Records from a collection of figures:
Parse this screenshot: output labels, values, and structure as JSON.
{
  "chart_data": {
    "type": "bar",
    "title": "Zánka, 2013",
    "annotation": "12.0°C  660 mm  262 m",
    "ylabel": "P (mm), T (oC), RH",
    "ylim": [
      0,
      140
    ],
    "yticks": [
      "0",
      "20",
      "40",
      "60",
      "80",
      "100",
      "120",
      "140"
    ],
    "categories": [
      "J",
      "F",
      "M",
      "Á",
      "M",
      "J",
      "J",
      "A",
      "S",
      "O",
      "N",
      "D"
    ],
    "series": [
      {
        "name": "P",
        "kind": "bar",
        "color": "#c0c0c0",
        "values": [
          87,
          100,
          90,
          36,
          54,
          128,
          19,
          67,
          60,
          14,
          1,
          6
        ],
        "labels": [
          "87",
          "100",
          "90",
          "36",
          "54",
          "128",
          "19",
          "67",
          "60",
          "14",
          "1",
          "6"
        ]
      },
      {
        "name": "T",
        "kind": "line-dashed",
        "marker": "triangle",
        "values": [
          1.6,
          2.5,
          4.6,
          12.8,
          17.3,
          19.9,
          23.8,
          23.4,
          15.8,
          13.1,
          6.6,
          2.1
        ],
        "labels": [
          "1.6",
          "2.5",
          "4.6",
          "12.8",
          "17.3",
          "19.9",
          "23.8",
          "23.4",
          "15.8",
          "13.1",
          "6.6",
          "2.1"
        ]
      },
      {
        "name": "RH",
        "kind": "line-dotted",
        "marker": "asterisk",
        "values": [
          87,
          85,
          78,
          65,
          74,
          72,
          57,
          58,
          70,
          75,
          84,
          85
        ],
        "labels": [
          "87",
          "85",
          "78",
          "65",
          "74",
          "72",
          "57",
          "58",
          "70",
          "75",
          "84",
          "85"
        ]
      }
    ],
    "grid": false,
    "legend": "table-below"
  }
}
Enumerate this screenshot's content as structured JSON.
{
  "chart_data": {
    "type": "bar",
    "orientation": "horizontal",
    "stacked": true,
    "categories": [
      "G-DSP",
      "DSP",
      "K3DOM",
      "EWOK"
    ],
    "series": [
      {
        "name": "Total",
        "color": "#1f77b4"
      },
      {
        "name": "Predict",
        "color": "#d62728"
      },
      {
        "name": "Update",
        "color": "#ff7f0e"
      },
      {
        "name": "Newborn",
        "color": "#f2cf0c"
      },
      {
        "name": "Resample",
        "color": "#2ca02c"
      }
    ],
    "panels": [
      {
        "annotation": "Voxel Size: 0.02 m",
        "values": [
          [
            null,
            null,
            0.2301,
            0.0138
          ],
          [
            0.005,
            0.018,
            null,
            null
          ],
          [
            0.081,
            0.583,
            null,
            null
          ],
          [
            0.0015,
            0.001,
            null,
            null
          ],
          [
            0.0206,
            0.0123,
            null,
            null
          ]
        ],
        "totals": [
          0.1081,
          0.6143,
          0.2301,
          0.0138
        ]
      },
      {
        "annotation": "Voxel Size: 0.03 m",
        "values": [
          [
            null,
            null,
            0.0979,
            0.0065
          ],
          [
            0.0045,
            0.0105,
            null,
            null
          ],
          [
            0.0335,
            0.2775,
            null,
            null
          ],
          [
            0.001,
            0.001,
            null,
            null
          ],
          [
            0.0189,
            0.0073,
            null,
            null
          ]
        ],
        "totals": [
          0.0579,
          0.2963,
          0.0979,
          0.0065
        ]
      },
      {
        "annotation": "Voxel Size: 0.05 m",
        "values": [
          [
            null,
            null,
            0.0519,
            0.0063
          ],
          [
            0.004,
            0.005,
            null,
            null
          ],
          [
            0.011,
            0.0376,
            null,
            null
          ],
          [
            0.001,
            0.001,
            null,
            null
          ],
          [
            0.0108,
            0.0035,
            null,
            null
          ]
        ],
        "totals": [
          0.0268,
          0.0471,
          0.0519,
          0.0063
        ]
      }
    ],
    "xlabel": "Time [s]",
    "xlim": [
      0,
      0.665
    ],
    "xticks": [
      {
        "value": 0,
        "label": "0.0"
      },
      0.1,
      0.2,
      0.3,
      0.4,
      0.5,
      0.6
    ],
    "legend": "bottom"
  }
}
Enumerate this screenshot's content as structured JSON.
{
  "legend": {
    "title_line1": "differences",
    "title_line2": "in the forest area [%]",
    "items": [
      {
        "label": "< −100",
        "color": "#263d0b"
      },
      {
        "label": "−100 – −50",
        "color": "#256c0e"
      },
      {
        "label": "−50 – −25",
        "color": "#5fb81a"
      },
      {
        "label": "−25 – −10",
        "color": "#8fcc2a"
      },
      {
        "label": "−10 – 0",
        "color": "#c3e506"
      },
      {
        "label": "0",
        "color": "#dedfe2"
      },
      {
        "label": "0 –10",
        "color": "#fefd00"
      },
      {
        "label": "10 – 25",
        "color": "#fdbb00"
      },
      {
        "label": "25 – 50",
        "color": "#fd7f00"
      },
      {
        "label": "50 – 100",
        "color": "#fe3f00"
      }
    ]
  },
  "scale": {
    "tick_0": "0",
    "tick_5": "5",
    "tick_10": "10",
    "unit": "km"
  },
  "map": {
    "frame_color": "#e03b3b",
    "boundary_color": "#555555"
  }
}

### Work to do
Using the entries above, please restate each one word for word.

### Response
Parse this screenshot: output labels, values, and structure as JSON.
{
  "chart_data": {
    "type": "bar",
    "title": "Zánka, 2013",
    "annotation": "12.0°C  660 mm  262 m",
    "ylabel": "P (mm), T (oC), RH",
    "ylim": [
      0,
      140
    ],
    "yticks": [
      "0",
      "20",
      "40",
      "60",
      "80",
      "100",
      "120",
      "140"
    ],
    "categories": [
      "J",
      "F",
      "M",
      "Á",
      "M",
      "J",
      "J",
      "A",
      "S",
      "O",
      "N",
      "D"
    ],
    "series": [
      {
        "name": "P",
        "kind": "bar",
        "color": "#c0c0c0",
        "values": [
          87,
          100,
          90,
          36,
          54,
          128,
          19,
          67,
          60,
          14,
          1,
          6
        ],
        "labels": [
          "87",
          "100",
          "90",
          "36",
          "54",
          "128",
          "19",
          "67",
          "60",
          "14",
          "1",
          "6"
        ]
      },
      {
        "name": "T",
        "kind": "line-dashed",
        "marker": "triangle",
        "values": [
          1.6,
          2.5,
          4.6,
          12.8,
          17.3,
          19.9,
          23.8,
          23.4,
          15.8,
          13.1,
          6.6,
          2.1
        ],
        "labels": [
          "1.6",
          "2.5",
          "4.6",
          "12.8",
          "17.3",
          "19.9",
          "23.8",
          "23.4",
          "15.8",
          "13.1",
          "6.6",
          "2.1"
        ]
      },
      {
        "name": "RH",
        "kind": "line-dotted",
        "marker": "asterisk",
        "values": [
          87,
          85,
          78,
          65,
          74,
          72,
          57,
          58,
          70,
          75,
          84,
          85
        ],
        "labels": [
          "87",
          "85",
          "78",
          "65",
          "74",
          "72",
          "57",
          "58",
          "70",
          "75",
          "84",
          "85"
        ]
      }
    ],
    "grid": false,
    "legend": "table-below"
  }
}
Enumerate this screenshot's content as structured JSON.
{
  "chart_data": {
    "type": "bar",
    "orientation": "horizontal",
    "stacked": true,
    "categories": [
      "G-DSP",
      "DSP",
      "K3DOM",
      "EWOK"
    ],
    "series": [
      {
        "name": "Total",
        "color": "#1f77b4"
      },
      {
        "name": "Predict",
        "color": "#d62728"
      },
      {
        "name": "Update",
        "color": "#ff7f0e"
      },
      {
        "name": "Newborn",
        "color": "#f2cf0c"
      },
      {
        "name": "Resample",
        "color": "#2ca02c"
      }
    ],
    "panels": [
      {
        "annotation": "Voxel Size: 0.02 m",
        "values": [
          [
            null,
            null,
            0.2301,
            0.0138
          ],
          [
            0.005,
            0.018,
            null,
            null
          ],
          [
            0.081,
            0.583,
            null,
            null
          ],
          [
            0.0015,
            0.001,
            null,
            null
          ],
          [
            0.0206,
            0.0123,
            null,
            null
          ]
        ],
        "totals": [
          0.1081,
          0.6143,
          0.2301,
          0.0138
        ]
      },
      {
        "annotation": "Voxel Size: 0.03 m",
        "values": [
          [
            null,
            null,
            0.0979,
            0.0065
          ],
          [
            0.0045,
            0.0105,
            null,
            null
          ],
          [
            0.0335,
            0.2775,
            null,
            null
          ],
          [
            0.001,
            0.001,
            null,
            null
          ],
          [
            0.0189,
            0.0073,
            null,
            null
          ]
        ],
        "totals": [
          0.0579,
          0.2963,
          0.0979,
          0.0065
        ]
      },
      {
        "annotation": "Voxel Size: 0.05 m",
        "values": [
          [
            null,
            null,
            0.0519,
            0.0063
          ],
          [
            0.004,
            0.005,
            null,
            null
          ],
          [
            0.011,
            0.0376,
            null,
            null
          ],
          [
            0.001,
            0.001,
            null,
            null
          ],
          [
            0.0108,
            0.0035,
            null,
            null
          ]
        ],
        "totals": [
          0.0268,
          0.0471,
          0.0519,
          0.0063
        ]
      }
    ],
    "xlabel": "Time [s]",
    "xlim": [
      0,
      0.665
    ],
    "xticks": [
      {
        "value": 0,
        "label": "0.0"
      },
      0.1,
      0.2,
      0.3,
      0.4,
      0.5,
      0.6
    ],
    "legend": "bottom"
  }
}
Enumerate this screenshot's content as structured JSON.
{
  "legend": {
    "title_line1": "differences",
    "title_line2": "in the forest area [%]",
    "items": [
      {
        "label": "< −100",
        "color": "#263d0b"
      },
      {
        "label": "−100 – −50",
        "color": "#256c0e"
      },
      {
        "label": "−50 – −25",
        "color": "#5fb81a"
      },
      {
        "label": "−25 – −10",
        "color": "#8fcc2a"
      },
      {
        "label": "−10 – 0",
        "color": "#c3e506"
      },
      {
        "label": "0",
        "color": "#dedfe2"
      },
      {
        "label": "0 –10",
        "color": "#fefd00"
      },
      {
        "label": "10 – 25",
        "color": "#fdbb00"
      },
      {
        "label": "25 – 50",
        "color": "#fd7f00"
      },
      {
        "label": "50 – 100",
        "color": "#fe3f00"
      }
    ]
  },
  "scale": {
    "tick_0": "0",
    "tick_5": "5",
    "tick_10": "10",
    "unit": "km"
  },
  "map": {
    "frame_color": "#e03b3b",
    "boundary_color": "#555555"
  }
}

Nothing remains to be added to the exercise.